* TASK BRIEF
Transcribe the records below exactly.

* RECORDS SHOWN
=======

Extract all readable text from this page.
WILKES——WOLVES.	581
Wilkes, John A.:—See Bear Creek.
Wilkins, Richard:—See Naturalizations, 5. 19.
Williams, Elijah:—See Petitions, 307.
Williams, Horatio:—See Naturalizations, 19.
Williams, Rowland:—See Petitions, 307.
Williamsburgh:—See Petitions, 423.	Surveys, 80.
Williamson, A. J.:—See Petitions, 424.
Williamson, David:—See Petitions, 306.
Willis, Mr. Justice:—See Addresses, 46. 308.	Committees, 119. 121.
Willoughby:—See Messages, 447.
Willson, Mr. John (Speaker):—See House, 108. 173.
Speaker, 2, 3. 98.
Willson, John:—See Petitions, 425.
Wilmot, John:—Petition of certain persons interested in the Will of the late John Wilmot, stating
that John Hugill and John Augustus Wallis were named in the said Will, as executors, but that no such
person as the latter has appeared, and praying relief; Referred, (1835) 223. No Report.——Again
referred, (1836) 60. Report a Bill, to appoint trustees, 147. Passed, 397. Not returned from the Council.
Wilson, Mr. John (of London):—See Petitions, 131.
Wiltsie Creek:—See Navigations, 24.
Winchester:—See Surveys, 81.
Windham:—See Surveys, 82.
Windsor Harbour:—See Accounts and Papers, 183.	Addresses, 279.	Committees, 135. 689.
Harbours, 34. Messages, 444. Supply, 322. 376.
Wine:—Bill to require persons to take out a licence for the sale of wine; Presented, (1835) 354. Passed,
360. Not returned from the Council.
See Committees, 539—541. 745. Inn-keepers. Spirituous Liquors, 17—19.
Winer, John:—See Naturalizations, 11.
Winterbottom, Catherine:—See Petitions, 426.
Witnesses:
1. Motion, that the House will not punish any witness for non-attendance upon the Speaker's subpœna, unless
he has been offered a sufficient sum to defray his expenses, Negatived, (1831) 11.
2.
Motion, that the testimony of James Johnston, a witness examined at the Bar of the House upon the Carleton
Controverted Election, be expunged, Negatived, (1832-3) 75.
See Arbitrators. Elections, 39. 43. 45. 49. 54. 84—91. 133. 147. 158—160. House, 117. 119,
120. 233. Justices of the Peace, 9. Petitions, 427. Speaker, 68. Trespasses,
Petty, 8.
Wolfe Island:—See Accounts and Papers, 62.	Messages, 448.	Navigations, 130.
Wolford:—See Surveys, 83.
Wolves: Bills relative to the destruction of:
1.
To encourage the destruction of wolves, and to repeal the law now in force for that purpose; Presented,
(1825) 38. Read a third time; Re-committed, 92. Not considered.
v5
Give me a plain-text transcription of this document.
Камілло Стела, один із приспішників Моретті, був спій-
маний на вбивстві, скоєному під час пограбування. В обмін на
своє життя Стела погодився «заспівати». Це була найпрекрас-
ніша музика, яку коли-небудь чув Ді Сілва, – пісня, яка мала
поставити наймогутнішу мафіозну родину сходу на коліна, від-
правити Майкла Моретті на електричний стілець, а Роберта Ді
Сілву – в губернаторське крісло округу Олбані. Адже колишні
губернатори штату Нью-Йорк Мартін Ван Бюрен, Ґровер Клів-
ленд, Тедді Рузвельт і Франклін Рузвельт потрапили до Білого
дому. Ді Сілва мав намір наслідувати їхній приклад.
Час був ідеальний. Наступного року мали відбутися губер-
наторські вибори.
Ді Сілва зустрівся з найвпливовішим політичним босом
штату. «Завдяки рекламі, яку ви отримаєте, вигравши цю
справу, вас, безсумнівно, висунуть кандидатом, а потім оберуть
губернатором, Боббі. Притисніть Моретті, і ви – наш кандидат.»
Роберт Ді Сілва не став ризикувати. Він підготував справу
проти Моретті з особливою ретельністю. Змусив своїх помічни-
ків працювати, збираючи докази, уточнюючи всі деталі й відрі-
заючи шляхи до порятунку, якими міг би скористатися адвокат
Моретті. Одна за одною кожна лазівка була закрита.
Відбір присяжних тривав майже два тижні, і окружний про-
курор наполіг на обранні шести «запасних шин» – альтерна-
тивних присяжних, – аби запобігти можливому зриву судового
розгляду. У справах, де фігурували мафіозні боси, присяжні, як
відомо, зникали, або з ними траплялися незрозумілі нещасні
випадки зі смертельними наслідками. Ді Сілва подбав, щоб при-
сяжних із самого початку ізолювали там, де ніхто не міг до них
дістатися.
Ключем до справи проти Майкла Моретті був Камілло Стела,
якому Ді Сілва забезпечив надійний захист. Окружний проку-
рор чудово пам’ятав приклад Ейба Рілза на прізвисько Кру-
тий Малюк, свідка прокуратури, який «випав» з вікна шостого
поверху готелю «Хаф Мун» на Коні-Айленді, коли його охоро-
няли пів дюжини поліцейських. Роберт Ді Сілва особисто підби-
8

=======

* TASK OUTPUT
Extract all readable text from this page.
WILKES——WOLVES.	581
Wilkes, John A.:—See Bear Creek.
Wilkins, Richard:—See Naturalizations, 5. 19.
Williams, Elijah:—See Petitions, 307.
Williams, Horatio:—See Naturalizations, 19.
Williams, Rowland:—See Petitions, 307.
Williamsburgh:—See Petitions, 423.	Surveys, 80.
Williamson, A. J.:—See Petitions, 424.
Williamson, David:—See Petitions, 306.
Willis, Mr. Justice:—See Addresses, 46. 308.	Committees, 119. 121.
Willoughby:—See Messages, 447.
Willson, Mr. John (Speaker):—See House, 108. 173.
Speaker, 2, 3. 98.
Willson, John:—See Petitions, 425.
Wilmot, John:—Petition of certain persons interested in the Will of the late John Wilmot, stating
that John Hugill and John Augustus Wallis were named in the said Will, as executors, but that no such
person as the latter has appeared, and praying relief; Referred, (1835) 223. No Report.——Again
referred, (1836) 60. Report a Bill, to appoint trustees, 147. Passed, 397. Not returned from the Council.
Wilson, Mr. John (of London):—See Petitions, 131.
Wiltsie Creek:—See Navigations, 24.
Winchester:—See Surveys, 81.
Windham:—See Surveys, 82.
Windsor Harbour:—See Accounts and Papers, 183.	Addresses, 279.	Committees, 135. 689.
Harbours, 34. Messages, 444. Supply, 322. 376.
Wine:—Bill to require persons to take out a licence for the sale of wine; Presented, (1835) 354. Passed,
360. Not returned from the Council.
See Committees, 539—541. 745. Inn-keepers. Spirituous Liquors, 17—19.
Winer, John:—See Naturalizations, 11.
Winterbottom, Catherine:—See Petitions, 426.
Witnesses:
1. Motion, that the House will not punish any witness for non-attendance upon the Speaker's subpœna, unless
he has been offered a sufficient sum to defray his expenses, Negatived, (1831) 11.
2.
Motion, that the testimony of James Johnston, a witness examined at the Bar of the House upon the Carleton
Controverted Election, be expunged, Negatived, (1832-3) 75.
See Arbitrators. Elections, 39. 43. 45. 49. 54. 84—91. 133. 147. 158—160. House, 117. 119,
120. 233. Justices of the Peace, 9. Petitions, 427. Speaker, 68. Trespasses,
Petty, 8.
Wolfe Island:—See Accounts and Papers, 62.	Messages, 448.	Navigations, 130.
Wolford:—See Surveys, 83.
Wolves: Bills relative to the destruction of:
1.
To encourage the destruction of wolves, and to repeal the law now in force for that purpose; Presented,
(1825) 38. Read a third time; Re-committed, 92. Not considered.
v5
Give me a plain-text transcription of this document.
Камілло Стела, один із приспішників Моретті, був спій-
маний на вбивстві, скоєному під час пограбування. В обмін на
своє життя Стела погодився «заспівати». Це була найпрекрас-
ніша музика, яку коли-небудь чув Ді Сілва, – пісня, яка мала
поставити наймогутнішу мафіозну родину сходу на коліна, від-
правити Майкла Моретті на електричний стілець, а Роберта Ді
Сілву – в губернаторське крісло округу Олбані. Адже колишні
губернатори штату Нью-Йорк Мартін Ван Бюрен, Ґровер Клів-
ленд, Тедді Рузвельт і Франклін Рузвельт потрапили до Білого
дому. Ді Сілва мав намір наслідувати їхній приклад.
Час був ідеальний. Наступного року мали відбутися губер-
наторські вибори.
Ді Сілва зустрівся з найвпливовішим політичним босом
штату. «Завдяки рекламі, яку ви отримаєте, вигравши цю
справу, вас, безсумнівно, висунуть кандидатом, а потім оберуть
губернатором, Боббі. Притисніть Моретті, і ви – наш кандидат.»
Роберт Ді Сілва не став ризикувати. Він підготував справу
проти Моретті з особливою ретельністю. Змусив своїх помічни-
ків працювати, збираючи докази, уточнюючи всі деталі й відрі-
заючи шляхи до порятунку, якими міг би скористатися адвокат
Моретті. Одна за одною кожна лазівка була закрита.
Відбір присяжних тривав майже два тижні, і окружний про-
курор наполіг на обранні шести «запасних шин» – альтерна-
тивних присяжних, – аби запобігти можливому зриву судового
розгляду. У справах, де фігурували мафіозні боси, присяжні, як
відомо, зникали, або з ними траплялися незрозумілі нещасні
випадки зі смертельними наслідками. Ді Сілва подбав, щоб при-
сяжних із самого початку ізолювали там, де ніхто не міг до них
дістатися.
Ключем до справи проти Майкла Моретті був Камілло Стела,
якому Ді Сілва забезпечив надійний захист. Окружний проку-
рор чудово пам’ятав приклад Ейба Рілза на прізвисько Кру-
тий Малюк, свідка прокуратури, який «випав» з вікна шостого
поверху готелю «Хаф Мун» на Коні-Айленді, коли його охоро-
няли пів дюжини поліцейських. Роберт Ді Сілва особисто підби-
8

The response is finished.